SEITE:
────────
Reden wir über Meinungsfreiheit

„An dem Tag, an dem ich hier nicht mehr schreibe was ich denke, haben die Trolle und Überwacher gewonnen.“

Das habe ich heute getwittert, als Reaktion auf verschiedene Artikel die nach dem Anschlag auf Charlie Hebdo über Provokationen durch Satire, Religionsfreiheit, Rücksicht auf die Meinung anderer und ähnliches veröffentlicht wurden.

Einleitend sei gesagt, dass ich den Artikel 5 des Grundgesetzes der Bundesrepublik Deutschland uneingeschränkt vertrete.

(1) Jeder hat das Recht, seine Meinung in Wort, Schrift und Bild frei zu äußern und zu verbreiten und sich aus allgemein zugänglichen Quellen ungehindert zu unterrichten. Die Pressefreiheit und die Freiheit der Berichterstattung durch Rundfunk und Film werden gewährleistet. Eine Zensur findet nicht statt.

(2) Diese Rechte finden ihre Schranken in den Vorschriften der allgemeinen Gesetze, den gesetzlichen Bestimmungen zum Schutze der Jugend und in dem Recht der persönlichen Ehre.
────────
GEGEBENES MATERIAL:
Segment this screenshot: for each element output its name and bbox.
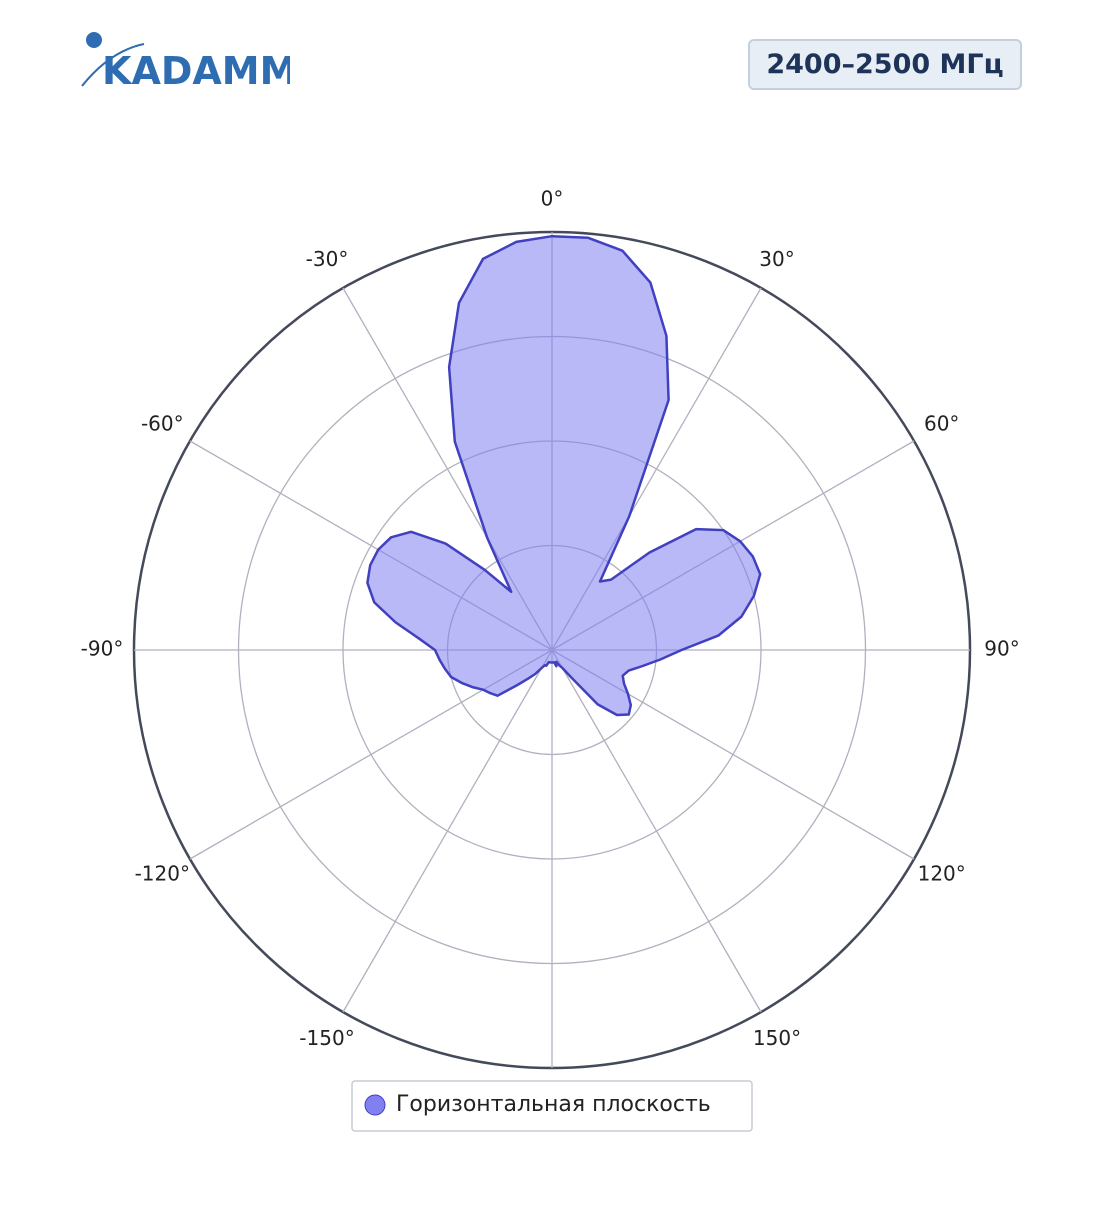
────────
AUFGABEN:
1) Aktualisiere im Text zur Meinungsfreiheit den Abschnitt von "(2) Diese Rechte" bis "der persönlichen Ehre." und ersetze dabei "Schranken" durch "Grenzen".
2) Welchen Artikel des Grundgesetzes vertritt der Verfasser des Textes zur Meinungsfreiheit nach eigener Aussage uneingeschränkt?

LÖSUNGEN:
1)
(2) Diese Rechte finden ihre Grenzen in den Vorschriften der allgemeinen Gesetze, den gesetzlichen Bestimmungen zum Schutze der Jugend und in dem Recht der persönlichen Ehre.

2) Artikel 5 des Grundgesetzes der Bundesrepublik Deutschland.